- _Short task_
Each entry must appear again exactly as it does in the source.
*** Data rows
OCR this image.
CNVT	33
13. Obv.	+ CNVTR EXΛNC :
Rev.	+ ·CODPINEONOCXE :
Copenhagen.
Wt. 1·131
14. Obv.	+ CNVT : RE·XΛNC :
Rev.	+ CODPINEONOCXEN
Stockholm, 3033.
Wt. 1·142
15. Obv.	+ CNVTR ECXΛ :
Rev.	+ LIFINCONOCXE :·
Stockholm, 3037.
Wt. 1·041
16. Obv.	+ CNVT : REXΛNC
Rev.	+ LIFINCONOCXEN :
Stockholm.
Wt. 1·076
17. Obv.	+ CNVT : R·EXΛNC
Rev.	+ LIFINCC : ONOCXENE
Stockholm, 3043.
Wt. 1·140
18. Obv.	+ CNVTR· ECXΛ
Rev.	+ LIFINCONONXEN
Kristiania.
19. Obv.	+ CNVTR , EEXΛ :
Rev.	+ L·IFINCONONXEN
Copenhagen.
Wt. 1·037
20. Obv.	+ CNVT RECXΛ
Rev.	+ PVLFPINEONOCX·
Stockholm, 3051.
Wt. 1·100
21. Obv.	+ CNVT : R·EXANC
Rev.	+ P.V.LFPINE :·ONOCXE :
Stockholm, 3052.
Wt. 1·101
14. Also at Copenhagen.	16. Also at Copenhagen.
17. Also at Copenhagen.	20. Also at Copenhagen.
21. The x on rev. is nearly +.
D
******
- _Task result_
OCR this image.
CNVT	33
13. Obv.	+ CNVTR EXΛNC :
Rev.	+ ·CODPINEONOCXE :
Copenhagen.
Wt. 1·131
14. Obv.	+ CNVT : RE·XΛNC :
Rev.	+ CODPINEONOCXEN
Stockholm, 3033.
Wt. 1·142
15. Obv.	+ CNVTR ECXΛ :
Rev.	+ LIFINCONOCXE :·
Stockholm, 3037.
Wt. 1·041
16. Obv.	+ CNVT : REXΛNC
Rev.	+ LIFINCONOCXEN :
Stockholm.
Wt. 1·076
17. Obv.	+ CNVT : R·EXΛNC
Rev.	+ LIFINCC : ONOCXENE
Stockholm, 3043.
Wt. 1·140
18. Obv.	+ CNVTR· ECXΛ
Rev.	+ LIFINCONONXEN
Kristiania.
19. Obv.	+ CNVTR , EEXΛ :
Rev.	+ L·IFINCONONXEN
Copenhagen.
Wt. 1·037
20. Obv.	+ CNVT RECXΛ
Rev.	+ PVLFPINEONOCX·
Stockholm, 3051.
Wt. 1·100
21. Obv.	+ CNVT : R·EXANC
Rev.	+ P.V.LFPINE :·ONOCXE :
Stockholm, 3052.
Wt. 1·101
14. Also at Copenhagen.	16. Also at Copenhagen.
17. Also at Copenhagen.	20. Also at Copenhagen.
21. The x on rev. is nearly +.
D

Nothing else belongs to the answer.